PROVIDED PASSAGE:

-=-=-

Figure 7 shows the relative reduction in peak heating costs, considering energy costs alone. The initial peak heating costs are slightly higher in Scenario 1; thus, the reduction in costs resulting from the implementation of a TES tank is also higher. The reduction in costs is in both scenarios clearly highest for the first step from no TES to implementing a tank with a volume of 1000 m 3 . For Scenario 2, the costs increase with tank sizes larger than 2000 m 3 , which results from the applied stepwise increase in electricity price as explained in Section 2.3: with a 2000 m 3 tank, the annual electricity demand is slightly above 7000 MWh, while, with a 3000 m 3 tank, the annual electricity demand drops to just below 7000 MWh, resulting in an increase in electricity price and consequently higher energy costs. When the tank size is increased further, the electricity demand continues to decrease while the price stays at the same level, resulting in a decrease in the relative energy costs again.
Table 3 shows the payback period for TES tanks of different sizes, together with the relative reduction in total operating costs and CO 2 emissions for the analyzed period. In these results, for CO gas, the future scenario of nonzero CO 2 emission factor was assumed for Scenario 1. For Scenario 2, the savings are smaller than the investment times the discount rate for tank sizes larger than 1000 m 3 ; i.e., B i I ( V i ) · r < 0 in Equation (3). For Scenario 1, this applies for tank sizes larger than 3000 m 3 .
According to Rathgeber et al. [18], for the industry, high interest rates (≥10%) and short payback periods of five years and below are usual, while, for the buildings sector, interest rates of 5% and payback periods of 15–20 years are common. A DH system, with an interest rate of 8% as defined by the supplier, lies somewhere in between. A payback period of 7–10 years, obtained for the smallest tank size in Scenario 1, is thus deemed acceptable, and this is also the feedback obtained from the DH supplier. The study by Rathgeber et al. additionally concludes that the viability of a TES for a given application is largely dependent on the number of storage cycles per year [18]. A short-term TES as evaluated here, with several hundred cycles per year, allows much higher costs per installed storage capacity than a seasonal TES because of the larger energy turnover.

-=-=-

DATA EXTRACTS:
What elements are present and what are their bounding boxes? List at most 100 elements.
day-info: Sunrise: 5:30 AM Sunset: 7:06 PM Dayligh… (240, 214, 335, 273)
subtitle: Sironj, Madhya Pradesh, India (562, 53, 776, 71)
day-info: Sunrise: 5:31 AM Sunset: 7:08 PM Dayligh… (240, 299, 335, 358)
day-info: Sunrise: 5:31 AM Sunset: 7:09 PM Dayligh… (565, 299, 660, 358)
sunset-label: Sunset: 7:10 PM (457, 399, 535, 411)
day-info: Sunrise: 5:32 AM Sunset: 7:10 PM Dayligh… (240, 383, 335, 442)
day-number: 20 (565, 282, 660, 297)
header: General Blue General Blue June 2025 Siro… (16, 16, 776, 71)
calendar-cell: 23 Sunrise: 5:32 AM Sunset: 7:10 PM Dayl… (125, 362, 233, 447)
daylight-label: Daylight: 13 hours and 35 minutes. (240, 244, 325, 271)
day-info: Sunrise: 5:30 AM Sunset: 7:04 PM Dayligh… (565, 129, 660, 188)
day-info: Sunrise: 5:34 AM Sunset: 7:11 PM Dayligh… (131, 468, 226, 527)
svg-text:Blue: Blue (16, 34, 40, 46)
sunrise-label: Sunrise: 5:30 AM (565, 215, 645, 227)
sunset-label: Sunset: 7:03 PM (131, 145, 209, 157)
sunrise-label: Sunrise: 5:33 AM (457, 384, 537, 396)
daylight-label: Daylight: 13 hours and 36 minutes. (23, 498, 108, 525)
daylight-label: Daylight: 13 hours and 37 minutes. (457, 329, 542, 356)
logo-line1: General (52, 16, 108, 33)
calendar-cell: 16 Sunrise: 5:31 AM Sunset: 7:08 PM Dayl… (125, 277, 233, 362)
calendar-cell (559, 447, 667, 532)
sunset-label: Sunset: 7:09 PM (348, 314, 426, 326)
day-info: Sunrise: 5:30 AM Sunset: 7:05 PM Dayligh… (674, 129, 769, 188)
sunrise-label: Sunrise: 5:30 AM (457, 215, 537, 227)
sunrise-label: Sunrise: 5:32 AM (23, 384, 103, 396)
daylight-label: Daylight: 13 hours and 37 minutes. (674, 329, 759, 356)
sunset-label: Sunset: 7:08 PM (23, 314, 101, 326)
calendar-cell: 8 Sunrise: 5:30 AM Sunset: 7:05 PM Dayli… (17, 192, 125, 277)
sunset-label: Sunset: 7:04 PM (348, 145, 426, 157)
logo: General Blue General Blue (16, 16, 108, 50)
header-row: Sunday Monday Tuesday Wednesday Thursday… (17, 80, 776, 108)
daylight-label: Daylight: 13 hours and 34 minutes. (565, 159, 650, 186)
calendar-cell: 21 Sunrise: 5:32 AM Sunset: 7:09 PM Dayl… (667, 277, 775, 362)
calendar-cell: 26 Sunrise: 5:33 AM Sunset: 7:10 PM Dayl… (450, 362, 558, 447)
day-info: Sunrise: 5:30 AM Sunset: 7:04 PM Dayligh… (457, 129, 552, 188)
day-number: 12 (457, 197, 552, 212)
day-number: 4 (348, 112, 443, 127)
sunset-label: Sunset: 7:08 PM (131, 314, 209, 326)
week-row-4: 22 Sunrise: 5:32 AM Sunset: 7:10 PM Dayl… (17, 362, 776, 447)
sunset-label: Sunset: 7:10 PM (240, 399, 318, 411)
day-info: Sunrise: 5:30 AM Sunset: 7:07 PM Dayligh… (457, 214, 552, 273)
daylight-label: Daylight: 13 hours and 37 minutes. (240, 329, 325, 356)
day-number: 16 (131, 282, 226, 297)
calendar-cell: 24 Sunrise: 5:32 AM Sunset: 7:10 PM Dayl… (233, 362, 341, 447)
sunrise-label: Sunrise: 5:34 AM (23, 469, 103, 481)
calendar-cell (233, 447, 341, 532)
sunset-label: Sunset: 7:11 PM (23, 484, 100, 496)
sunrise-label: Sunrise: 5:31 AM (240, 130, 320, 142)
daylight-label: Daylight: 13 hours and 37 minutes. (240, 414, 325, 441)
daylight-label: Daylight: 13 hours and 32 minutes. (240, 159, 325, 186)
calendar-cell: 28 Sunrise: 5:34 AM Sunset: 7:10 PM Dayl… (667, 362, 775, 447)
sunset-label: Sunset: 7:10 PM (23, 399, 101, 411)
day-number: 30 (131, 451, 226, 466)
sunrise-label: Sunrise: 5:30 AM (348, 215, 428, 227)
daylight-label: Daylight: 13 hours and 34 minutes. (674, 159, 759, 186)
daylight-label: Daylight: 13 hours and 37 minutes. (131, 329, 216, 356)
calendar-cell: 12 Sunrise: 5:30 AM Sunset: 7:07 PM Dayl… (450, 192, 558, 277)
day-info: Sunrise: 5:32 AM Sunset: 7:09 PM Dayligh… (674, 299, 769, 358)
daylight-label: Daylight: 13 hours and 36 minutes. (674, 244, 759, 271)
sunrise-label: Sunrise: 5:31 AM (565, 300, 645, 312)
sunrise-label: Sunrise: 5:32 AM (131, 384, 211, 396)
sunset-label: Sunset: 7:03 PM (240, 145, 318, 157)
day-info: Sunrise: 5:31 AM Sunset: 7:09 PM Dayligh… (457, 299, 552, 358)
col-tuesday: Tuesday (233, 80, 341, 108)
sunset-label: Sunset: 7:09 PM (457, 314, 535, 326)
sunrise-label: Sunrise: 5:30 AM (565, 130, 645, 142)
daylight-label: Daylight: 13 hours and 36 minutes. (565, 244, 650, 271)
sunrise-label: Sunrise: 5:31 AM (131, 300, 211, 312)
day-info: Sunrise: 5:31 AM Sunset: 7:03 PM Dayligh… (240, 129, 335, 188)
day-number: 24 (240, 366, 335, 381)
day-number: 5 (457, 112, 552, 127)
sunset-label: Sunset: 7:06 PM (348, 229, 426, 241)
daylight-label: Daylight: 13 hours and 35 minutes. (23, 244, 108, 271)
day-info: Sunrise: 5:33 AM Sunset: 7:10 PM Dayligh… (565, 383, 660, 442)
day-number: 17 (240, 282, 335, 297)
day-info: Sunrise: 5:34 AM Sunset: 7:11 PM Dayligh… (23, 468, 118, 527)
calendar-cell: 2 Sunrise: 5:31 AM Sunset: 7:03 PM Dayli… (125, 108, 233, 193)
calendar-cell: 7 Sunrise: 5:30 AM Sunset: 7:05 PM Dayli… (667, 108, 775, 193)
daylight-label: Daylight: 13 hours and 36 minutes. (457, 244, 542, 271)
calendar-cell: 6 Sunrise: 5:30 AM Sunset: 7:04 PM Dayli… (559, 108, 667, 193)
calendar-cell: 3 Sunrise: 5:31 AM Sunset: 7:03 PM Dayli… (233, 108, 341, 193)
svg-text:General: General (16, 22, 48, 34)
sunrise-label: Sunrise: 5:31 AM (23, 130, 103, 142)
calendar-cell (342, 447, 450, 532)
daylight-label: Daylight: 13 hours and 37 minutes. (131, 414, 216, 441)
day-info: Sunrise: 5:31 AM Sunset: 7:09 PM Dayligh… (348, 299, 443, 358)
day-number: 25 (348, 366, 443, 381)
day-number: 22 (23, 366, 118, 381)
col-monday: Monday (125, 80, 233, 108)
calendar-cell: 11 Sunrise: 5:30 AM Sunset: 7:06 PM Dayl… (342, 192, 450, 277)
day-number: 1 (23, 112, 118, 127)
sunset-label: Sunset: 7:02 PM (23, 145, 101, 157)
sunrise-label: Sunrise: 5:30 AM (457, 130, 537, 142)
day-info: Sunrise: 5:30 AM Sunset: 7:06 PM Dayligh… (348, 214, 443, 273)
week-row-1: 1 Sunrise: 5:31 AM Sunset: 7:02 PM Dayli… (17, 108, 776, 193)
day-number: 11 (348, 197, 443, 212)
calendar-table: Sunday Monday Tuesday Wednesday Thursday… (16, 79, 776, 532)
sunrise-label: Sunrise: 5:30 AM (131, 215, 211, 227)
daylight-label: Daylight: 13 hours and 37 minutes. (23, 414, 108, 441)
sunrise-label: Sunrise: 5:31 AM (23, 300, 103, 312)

-=-=-

TASK OBJECTIVE:
Please answer these questions from the TES tank passage:
(a) In Scenario 2, above what tank volume do peak heating costs increase?
(b) For Scenario 1, beyond what tank size are the savings smaller than the investment times the discount rate?
(c) What interest rate did the supplier define for the DH system?

ANSWER TO THIS EXERCISE:
(a) 2000 m³
(b) 3000 m³
(c) 8%